• **Task brief**
Pull every line of the entries that has the word "title".

• **Available records**
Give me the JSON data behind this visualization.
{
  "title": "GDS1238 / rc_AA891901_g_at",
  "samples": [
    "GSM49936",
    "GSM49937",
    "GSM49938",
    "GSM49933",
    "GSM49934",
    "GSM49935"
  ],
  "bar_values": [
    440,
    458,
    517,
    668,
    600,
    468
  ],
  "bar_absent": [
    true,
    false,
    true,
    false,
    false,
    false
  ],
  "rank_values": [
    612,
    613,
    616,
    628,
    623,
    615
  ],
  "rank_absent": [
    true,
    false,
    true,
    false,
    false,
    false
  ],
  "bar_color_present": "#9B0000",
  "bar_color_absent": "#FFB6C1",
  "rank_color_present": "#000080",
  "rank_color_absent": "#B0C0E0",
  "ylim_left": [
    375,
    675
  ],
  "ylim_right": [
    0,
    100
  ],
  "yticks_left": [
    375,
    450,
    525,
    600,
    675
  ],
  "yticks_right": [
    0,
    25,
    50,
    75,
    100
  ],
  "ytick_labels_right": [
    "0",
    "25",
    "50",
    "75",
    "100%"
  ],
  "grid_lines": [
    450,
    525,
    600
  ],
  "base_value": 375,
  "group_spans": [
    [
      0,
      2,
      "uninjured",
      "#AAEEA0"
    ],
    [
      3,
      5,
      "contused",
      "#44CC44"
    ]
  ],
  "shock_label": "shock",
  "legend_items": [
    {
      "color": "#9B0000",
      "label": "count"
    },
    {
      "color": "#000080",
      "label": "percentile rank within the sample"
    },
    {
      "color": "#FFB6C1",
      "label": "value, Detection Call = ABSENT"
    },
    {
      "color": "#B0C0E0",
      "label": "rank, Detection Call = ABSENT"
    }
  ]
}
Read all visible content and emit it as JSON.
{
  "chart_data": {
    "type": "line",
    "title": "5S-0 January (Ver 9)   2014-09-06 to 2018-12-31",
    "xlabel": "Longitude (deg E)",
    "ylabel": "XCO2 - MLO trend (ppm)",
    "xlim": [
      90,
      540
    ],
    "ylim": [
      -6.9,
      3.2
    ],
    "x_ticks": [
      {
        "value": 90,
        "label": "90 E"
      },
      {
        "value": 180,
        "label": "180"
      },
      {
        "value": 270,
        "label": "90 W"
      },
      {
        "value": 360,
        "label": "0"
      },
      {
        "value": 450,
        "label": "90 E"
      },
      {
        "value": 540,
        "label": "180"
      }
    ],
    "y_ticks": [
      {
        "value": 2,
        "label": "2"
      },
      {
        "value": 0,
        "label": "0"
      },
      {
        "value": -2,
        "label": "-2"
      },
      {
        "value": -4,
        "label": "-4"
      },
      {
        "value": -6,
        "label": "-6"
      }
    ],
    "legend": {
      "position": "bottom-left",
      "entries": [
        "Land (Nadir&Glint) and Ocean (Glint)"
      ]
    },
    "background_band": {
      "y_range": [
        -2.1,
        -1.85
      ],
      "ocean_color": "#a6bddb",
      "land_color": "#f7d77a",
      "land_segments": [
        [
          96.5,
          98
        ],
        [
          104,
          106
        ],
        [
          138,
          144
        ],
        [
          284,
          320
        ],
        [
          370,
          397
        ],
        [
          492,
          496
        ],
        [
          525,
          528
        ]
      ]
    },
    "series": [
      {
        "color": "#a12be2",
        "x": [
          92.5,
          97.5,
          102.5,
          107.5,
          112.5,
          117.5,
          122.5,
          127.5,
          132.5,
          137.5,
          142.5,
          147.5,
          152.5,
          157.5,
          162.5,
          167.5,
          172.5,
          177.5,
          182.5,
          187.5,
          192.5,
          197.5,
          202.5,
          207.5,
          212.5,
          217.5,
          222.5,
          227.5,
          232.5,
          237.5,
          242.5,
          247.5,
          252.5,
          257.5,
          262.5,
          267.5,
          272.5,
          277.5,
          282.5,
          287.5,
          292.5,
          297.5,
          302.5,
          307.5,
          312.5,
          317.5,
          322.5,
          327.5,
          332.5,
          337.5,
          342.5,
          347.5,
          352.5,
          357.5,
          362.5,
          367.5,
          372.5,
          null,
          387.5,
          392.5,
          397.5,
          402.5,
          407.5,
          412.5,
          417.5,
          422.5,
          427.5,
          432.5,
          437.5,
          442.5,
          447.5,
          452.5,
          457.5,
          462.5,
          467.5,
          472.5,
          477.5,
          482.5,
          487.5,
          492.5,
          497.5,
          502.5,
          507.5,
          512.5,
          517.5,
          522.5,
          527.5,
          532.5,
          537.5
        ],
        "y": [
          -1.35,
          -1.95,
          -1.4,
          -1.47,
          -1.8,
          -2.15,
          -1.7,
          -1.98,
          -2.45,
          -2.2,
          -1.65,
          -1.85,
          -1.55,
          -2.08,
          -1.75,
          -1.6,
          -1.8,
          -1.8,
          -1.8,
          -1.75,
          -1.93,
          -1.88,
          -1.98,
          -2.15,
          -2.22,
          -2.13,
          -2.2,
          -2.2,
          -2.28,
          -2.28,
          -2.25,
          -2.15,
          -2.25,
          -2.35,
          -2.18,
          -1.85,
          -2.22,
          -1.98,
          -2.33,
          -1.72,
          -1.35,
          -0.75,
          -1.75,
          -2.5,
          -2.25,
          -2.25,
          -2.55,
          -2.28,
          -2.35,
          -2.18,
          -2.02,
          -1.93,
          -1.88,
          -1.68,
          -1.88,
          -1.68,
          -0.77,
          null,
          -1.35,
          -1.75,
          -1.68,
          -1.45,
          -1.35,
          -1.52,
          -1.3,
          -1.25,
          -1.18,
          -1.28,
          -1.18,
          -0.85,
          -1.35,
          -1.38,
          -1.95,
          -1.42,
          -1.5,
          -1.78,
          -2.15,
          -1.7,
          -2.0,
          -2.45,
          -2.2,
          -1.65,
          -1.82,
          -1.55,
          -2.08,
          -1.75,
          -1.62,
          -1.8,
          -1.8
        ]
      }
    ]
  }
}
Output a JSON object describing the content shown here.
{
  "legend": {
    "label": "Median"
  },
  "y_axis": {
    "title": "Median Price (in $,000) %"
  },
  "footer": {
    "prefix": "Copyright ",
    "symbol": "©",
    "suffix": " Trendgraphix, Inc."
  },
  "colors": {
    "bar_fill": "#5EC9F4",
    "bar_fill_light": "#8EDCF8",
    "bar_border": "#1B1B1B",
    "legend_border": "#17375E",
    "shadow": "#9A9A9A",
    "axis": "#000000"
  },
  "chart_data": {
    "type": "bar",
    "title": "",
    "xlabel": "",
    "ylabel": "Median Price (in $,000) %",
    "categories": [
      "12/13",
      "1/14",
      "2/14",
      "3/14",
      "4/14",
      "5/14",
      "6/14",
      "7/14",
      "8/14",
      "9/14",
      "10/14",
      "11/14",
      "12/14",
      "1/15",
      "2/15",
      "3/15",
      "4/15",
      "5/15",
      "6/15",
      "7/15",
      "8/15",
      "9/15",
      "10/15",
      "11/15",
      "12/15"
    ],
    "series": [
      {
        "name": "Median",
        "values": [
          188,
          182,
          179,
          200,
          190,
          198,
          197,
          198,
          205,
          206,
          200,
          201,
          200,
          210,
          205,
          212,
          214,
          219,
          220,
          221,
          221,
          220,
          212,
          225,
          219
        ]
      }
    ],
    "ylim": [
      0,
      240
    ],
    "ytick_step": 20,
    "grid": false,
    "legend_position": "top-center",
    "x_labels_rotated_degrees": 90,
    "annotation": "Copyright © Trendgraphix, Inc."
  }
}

• **Result of this exercise**
  "title": "GDS1238 / rc_AA891901_g_at",
    "title": "5S-0 January (Ver 9)   2014-09-06 to 2018-12-31",
    "title": "Median Price (in $,000) %"
    "title": "",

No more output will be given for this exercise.